OBJECTIVE ▸ List each line in which the string "content" appears.

INPUT DATA ▸
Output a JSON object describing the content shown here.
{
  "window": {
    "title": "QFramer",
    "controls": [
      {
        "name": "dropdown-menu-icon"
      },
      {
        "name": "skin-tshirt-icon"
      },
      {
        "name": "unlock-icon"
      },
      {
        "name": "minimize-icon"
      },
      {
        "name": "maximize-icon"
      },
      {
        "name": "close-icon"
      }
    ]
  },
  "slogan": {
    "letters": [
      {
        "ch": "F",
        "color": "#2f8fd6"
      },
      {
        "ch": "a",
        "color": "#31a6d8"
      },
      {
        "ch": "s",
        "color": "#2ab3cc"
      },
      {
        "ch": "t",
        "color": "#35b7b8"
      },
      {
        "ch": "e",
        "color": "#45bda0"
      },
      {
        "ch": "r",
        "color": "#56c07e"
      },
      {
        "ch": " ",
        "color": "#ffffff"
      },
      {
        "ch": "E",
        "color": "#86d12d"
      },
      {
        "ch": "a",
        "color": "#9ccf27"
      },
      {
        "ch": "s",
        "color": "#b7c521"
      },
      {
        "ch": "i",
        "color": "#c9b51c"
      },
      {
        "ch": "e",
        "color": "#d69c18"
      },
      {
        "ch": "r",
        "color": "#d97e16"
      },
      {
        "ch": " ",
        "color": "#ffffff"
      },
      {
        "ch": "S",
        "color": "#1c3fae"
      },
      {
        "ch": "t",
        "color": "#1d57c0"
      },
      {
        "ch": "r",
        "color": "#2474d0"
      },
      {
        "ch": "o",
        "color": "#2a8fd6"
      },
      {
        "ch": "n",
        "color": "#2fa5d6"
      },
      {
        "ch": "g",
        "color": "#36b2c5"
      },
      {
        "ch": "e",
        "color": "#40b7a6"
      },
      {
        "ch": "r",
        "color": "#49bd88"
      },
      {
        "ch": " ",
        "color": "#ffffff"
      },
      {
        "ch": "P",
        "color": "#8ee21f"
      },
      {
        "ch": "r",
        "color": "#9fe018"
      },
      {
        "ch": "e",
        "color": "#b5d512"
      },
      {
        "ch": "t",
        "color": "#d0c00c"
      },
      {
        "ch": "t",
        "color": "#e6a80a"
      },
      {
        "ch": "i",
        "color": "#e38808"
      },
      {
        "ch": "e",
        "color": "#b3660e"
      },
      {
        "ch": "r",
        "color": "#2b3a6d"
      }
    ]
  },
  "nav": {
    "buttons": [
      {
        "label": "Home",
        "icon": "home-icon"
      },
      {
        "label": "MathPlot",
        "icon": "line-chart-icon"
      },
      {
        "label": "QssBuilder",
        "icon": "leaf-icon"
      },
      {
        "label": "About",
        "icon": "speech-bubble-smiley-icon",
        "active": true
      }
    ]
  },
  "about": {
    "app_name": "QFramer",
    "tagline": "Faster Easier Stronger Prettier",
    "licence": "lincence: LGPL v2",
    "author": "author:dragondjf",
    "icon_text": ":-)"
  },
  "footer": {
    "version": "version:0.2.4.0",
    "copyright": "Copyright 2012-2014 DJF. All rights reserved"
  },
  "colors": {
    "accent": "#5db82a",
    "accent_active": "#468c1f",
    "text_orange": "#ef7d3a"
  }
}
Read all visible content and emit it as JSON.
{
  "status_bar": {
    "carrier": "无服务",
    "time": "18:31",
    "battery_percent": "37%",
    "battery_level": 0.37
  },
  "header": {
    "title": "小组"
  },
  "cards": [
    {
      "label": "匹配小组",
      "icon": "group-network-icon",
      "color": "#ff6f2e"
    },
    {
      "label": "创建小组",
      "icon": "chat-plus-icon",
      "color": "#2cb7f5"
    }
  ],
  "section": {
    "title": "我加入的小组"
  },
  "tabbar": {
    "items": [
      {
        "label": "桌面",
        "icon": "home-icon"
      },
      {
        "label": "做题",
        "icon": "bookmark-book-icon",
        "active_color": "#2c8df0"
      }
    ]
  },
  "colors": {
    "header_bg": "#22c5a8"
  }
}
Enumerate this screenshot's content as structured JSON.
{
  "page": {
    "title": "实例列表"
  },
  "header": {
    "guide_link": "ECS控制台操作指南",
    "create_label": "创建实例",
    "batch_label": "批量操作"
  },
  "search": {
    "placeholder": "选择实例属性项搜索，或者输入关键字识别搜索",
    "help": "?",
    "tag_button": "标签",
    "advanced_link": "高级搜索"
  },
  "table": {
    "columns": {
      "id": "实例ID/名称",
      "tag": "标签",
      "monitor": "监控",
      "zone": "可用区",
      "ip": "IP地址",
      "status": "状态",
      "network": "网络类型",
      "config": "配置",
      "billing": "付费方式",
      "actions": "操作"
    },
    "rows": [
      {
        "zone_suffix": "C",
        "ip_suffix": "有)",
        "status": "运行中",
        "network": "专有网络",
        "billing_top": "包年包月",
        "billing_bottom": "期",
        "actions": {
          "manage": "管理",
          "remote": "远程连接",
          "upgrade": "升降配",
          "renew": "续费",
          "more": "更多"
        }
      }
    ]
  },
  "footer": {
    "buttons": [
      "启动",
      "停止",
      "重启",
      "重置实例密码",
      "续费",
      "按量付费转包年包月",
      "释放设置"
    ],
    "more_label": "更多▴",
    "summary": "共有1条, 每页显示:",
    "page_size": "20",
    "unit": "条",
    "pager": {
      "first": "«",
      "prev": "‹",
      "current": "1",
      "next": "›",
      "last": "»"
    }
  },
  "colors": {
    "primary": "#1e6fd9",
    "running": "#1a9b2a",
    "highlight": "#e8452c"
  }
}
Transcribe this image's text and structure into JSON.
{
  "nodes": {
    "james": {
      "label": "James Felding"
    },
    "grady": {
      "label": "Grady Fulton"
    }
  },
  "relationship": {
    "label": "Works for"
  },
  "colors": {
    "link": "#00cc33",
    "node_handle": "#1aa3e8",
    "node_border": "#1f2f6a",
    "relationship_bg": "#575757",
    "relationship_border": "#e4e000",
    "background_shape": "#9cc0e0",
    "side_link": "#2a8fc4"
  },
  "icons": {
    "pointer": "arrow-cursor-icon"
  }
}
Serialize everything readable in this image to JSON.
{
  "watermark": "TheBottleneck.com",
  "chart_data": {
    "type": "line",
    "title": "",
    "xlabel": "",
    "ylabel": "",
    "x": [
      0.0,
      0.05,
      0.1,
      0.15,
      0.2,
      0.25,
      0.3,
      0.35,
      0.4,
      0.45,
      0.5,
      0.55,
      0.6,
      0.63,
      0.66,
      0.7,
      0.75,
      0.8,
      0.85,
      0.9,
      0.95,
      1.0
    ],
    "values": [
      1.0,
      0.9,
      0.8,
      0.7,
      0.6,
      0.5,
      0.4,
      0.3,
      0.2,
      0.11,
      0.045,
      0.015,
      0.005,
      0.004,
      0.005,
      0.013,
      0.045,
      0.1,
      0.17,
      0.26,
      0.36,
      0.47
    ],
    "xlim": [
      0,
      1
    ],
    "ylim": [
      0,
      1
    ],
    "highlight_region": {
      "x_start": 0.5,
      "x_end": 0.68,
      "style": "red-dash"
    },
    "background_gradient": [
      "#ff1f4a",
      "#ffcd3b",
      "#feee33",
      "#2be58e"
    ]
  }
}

SOLUTION TO THIS PROBLEM ▸
Output a JSON object describing the content shown here.
Read all visible content and emit it as JSON.
Enumerate this screenshot's content as structured JSON.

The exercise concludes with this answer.